* [Exercise requirements] Do not copy the pictures; transcribe all other material exactly.

* start Data excerpts *

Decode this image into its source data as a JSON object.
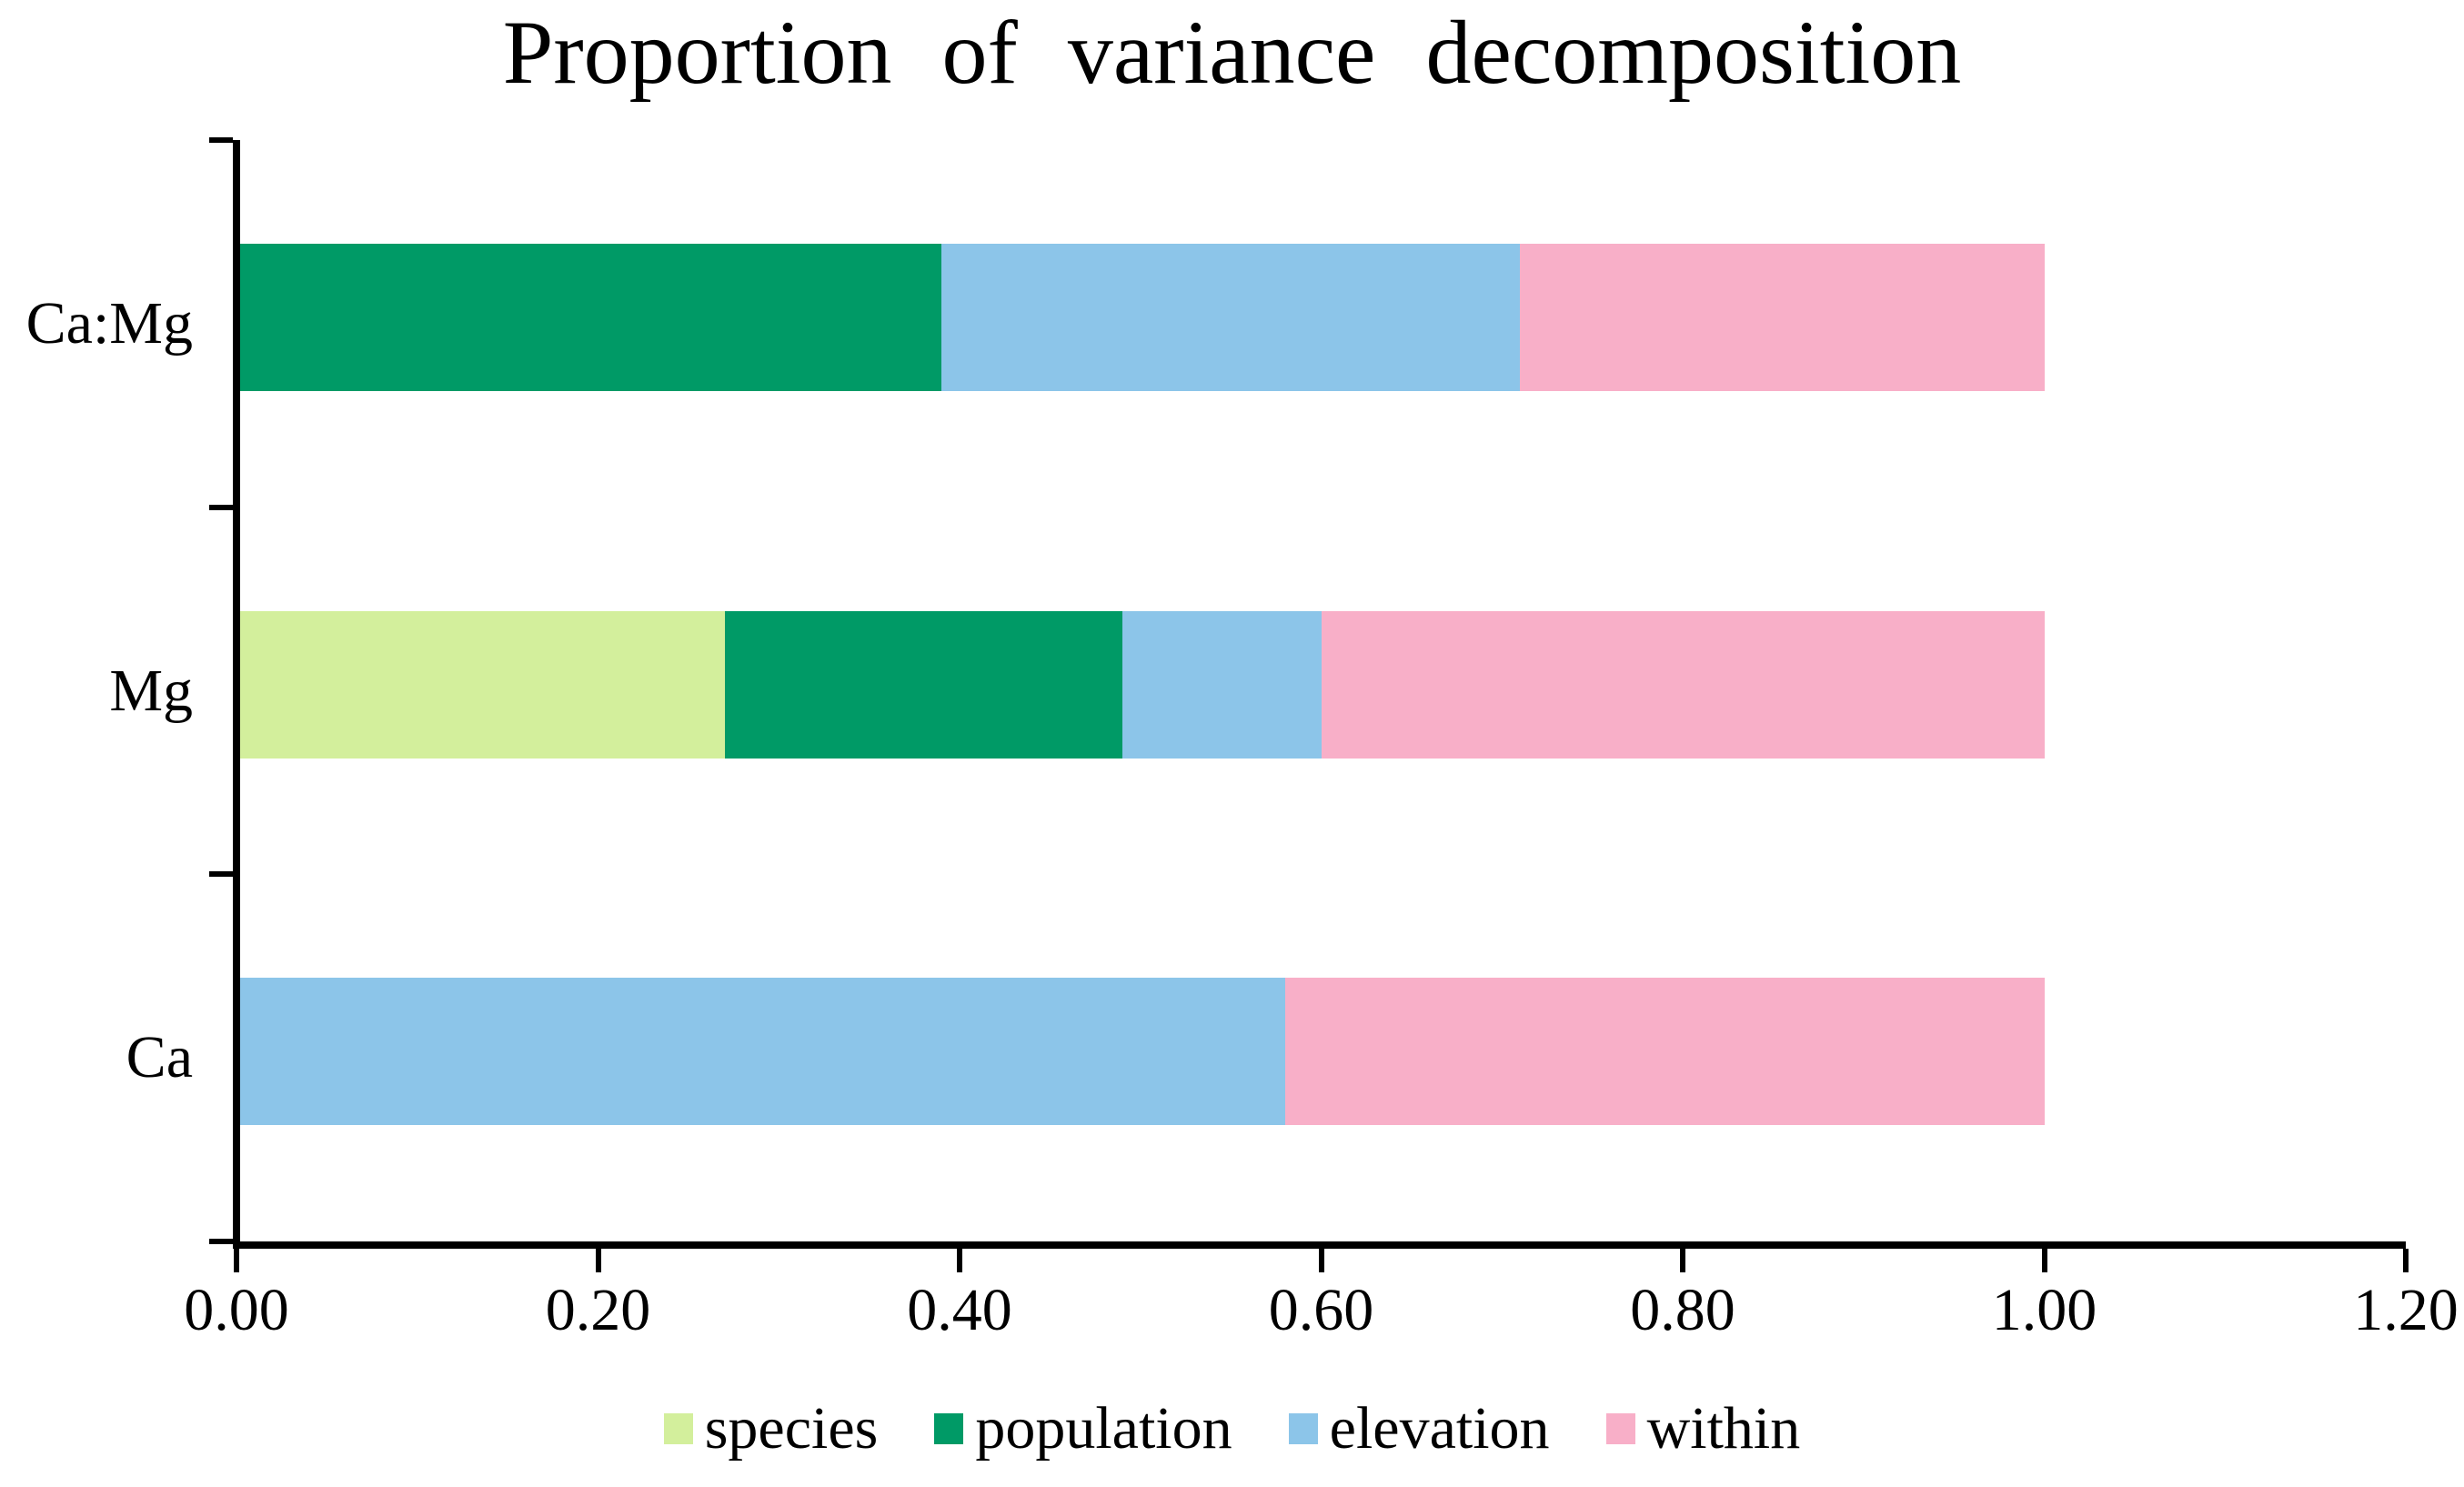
{
  "chart_data": {
    "type": "bar",
    "orientation": "horizontal",
    "stacked": true,
    "title": "Proportion of variance decomposition",
    "xlabel": "",
    "ylabel": "",
    "categories": [
      "Ca:Mg",
      "Mg",
      "Ca"
    ],
    "series": [
      {
        "name": "species",
        "color": "#d3ef9c",
        "values": [
          0.0,
          0.27,
          0.0
        ]
      },
      {
        "name": "population",
        "color": "#009a66",
        "values": [
          0.39,
          0.22,
          0.0
        ]
      },
      {
        "name": "elevation",
        "color": "#8cc5e9",
        "values": [
          0.32,
          0.11,
          0.58
        ]
      },
      {
        "name": "within",
        "color": "#f8afc8",
        "values": [
          0.29,
          0.4,
          0.42
        ]
      }
    ],
    "xlim": [
      0,
      1.2
    ],
    "xticks": [
      "0.00",
      "0.20",
      "0.40",
      "0.60",
      "0.80",
      "1.00",
      "1.20"
    ],
    "grid": false,
    "legend": [
      "species",
      "population",
      "elevation",
      "within"
    ],
    "legend_position": "bottom",
    "axis_color": "#000000",
    "text_color": "#000000"
  }
}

* end Data excerpts *

* [Written reply]
Decode this image into its source data as a JSON object.
{
  "chart_data": {
    "type": "bar",
    "orientation": "horizontal",
    "stacked": true,
    "title": "Proportion of variance decomposition",
    "xlabel": "",
    "ylabel": "",
    "categories": [
      "Ca:Mg",
      "Mg",
      "Ca"
    ],
    "series": [
      {
        "name": "species",
        "color": "#d3ef9c",
        "values": [
          0.0,
          0.27,
          0.0
        ]
      },
      {
        "name": "population",
        "color": "#009a66",
        "values": [
          0.39,
          0.22,
          0.0
        ]
      },
      {
        "name": "elevation",
        "color": "#8cc5e9",
        "values": [
          0.32,
          0.11,
          0.58
        ]
      },
      {
        "name": "within",
        "color": "#f8afc8",
        "values": [
          0.29,
          0.4,
          0.42
        ]
      }
    ],
    "xlim": [
      0,
      1.2
    ],
    "xticks": [
      "0.00",
      "0.20",
      "0.40",
      "0.60",
      "0.80",
      "1.00",
      "1.20"
    ],
    "grid": false,
    "legend": [
      "species",
      "population",
      "elevation",
      "within"
    ],
    "legend_position": "bottom",
    "axis_color": "#000000",
    "text_color": "#000000"
  }
}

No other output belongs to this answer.